--- Start of Available data ---

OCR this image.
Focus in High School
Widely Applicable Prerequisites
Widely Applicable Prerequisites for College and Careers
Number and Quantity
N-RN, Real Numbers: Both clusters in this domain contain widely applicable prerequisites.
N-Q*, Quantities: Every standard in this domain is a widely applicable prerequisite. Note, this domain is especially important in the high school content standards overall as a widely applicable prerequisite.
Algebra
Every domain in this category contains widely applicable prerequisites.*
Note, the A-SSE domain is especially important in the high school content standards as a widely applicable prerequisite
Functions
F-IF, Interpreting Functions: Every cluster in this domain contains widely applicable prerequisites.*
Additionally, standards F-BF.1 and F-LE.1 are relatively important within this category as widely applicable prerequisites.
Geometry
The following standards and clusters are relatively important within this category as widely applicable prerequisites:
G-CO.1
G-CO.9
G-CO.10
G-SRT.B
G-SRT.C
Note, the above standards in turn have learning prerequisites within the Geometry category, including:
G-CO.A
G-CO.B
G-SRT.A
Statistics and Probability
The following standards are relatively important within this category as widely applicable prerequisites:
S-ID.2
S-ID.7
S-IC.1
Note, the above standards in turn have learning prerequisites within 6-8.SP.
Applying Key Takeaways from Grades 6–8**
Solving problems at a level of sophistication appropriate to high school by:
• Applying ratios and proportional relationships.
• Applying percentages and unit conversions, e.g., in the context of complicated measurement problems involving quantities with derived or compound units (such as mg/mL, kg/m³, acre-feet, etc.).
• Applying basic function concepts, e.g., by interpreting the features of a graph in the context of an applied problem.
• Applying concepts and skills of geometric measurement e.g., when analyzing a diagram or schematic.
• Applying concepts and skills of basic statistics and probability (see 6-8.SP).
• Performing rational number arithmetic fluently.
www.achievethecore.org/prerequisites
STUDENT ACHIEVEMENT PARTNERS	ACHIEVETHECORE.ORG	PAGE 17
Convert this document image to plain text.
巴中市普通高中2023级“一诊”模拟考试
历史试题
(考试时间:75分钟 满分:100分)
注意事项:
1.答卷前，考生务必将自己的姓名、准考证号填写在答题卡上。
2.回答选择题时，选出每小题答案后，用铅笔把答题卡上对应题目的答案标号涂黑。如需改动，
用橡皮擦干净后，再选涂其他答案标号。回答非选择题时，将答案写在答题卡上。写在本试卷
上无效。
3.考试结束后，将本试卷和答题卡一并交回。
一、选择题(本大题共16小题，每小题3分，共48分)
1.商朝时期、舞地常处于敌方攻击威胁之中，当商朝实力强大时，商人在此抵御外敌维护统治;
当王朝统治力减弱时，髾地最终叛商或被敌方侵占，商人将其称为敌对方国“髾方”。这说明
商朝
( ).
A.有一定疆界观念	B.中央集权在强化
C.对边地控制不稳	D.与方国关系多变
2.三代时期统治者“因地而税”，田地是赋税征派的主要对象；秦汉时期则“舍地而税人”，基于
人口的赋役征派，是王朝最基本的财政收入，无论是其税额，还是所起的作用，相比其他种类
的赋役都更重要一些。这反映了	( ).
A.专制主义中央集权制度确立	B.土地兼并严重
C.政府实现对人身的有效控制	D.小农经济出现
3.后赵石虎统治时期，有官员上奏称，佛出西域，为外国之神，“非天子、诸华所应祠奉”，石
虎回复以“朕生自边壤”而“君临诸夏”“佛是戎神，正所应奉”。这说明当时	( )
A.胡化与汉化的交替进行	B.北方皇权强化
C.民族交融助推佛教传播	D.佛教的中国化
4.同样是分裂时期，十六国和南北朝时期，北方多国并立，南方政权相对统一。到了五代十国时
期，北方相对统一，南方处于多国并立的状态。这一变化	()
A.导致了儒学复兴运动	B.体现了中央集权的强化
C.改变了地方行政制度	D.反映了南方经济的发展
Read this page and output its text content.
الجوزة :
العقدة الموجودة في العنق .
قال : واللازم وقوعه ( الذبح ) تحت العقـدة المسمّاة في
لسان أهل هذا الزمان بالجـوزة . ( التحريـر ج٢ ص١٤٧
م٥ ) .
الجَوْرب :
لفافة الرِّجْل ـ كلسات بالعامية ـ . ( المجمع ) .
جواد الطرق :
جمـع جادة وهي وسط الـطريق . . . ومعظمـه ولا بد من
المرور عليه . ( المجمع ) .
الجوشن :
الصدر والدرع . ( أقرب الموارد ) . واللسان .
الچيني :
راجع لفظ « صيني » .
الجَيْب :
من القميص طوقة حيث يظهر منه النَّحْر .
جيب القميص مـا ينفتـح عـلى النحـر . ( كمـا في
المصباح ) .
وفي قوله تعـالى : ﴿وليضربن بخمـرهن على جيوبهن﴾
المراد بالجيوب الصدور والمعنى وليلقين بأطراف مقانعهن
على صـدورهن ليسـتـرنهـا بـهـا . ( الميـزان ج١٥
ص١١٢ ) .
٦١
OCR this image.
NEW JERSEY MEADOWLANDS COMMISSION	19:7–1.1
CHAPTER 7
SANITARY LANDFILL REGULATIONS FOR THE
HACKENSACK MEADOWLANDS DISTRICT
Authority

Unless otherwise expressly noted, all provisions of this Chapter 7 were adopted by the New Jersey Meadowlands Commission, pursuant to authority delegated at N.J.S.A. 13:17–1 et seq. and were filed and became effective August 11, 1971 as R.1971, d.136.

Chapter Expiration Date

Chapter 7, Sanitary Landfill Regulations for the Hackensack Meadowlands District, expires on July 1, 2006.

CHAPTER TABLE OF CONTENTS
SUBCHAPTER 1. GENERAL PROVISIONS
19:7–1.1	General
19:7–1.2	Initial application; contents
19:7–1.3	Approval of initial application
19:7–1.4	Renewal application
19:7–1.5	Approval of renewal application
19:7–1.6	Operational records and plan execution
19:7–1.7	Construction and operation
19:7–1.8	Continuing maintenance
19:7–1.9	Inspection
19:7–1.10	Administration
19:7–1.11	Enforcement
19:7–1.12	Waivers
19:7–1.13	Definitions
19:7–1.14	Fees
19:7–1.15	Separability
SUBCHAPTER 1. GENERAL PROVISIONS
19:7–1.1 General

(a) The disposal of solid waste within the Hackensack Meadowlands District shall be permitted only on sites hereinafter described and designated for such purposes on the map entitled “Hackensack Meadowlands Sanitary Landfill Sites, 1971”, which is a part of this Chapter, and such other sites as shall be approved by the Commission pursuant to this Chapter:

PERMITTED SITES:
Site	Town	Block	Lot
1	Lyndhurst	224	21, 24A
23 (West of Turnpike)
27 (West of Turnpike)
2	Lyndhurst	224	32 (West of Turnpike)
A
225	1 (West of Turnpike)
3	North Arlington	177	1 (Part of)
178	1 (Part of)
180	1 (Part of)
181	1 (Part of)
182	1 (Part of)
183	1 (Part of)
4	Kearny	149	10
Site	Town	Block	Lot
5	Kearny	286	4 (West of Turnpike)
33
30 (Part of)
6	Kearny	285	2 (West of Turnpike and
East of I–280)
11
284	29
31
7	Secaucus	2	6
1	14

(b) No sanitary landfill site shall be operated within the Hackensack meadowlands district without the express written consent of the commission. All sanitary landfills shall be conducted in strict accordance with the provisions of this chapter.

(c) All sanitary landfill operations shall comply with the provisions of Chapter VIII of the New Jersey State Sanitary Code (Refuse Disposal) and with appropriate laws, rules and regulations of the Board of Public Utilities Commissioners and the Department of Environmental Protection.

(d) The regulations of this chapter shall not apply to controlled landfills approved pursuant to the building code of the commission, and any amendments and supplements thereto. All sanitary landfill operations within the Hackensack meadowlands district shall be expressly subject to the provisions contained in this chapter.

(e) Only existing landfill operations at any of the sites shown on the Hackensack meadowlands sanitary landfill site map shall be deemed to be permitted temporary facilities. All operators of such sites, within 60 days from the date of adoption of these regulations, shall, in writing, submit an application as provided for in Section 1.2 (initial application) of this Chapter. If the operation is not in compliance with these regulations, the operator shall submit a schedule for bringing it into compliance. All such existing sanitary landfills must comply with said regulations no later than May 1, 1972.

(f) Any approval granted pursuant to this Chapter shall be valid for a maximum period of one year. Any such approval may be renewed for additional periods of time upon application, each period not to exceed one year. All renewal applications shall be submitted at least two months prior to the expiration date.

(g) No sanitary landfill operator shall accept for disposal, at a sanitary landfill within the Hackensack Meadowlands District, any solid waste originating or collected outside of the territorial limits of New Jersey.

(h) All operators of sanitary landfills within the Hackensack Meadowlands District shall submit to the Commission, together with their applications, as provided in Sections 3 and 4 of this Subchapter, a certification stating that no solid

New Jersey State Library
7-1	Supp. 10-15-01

--- End of Available data ---

▶ **The exercise**:
Select all lines in the listing that include the word "relatively".

▶ **Result for this task**:
Additionally, standards F-BF.1 and F-LE.1 are relatively important within this category as widely applicable prerequisites.
The following standards and clusters are relatively important within this category as widely applicable prerequisites:
The following standards are relatively important within this category as widely applicable prerequisites:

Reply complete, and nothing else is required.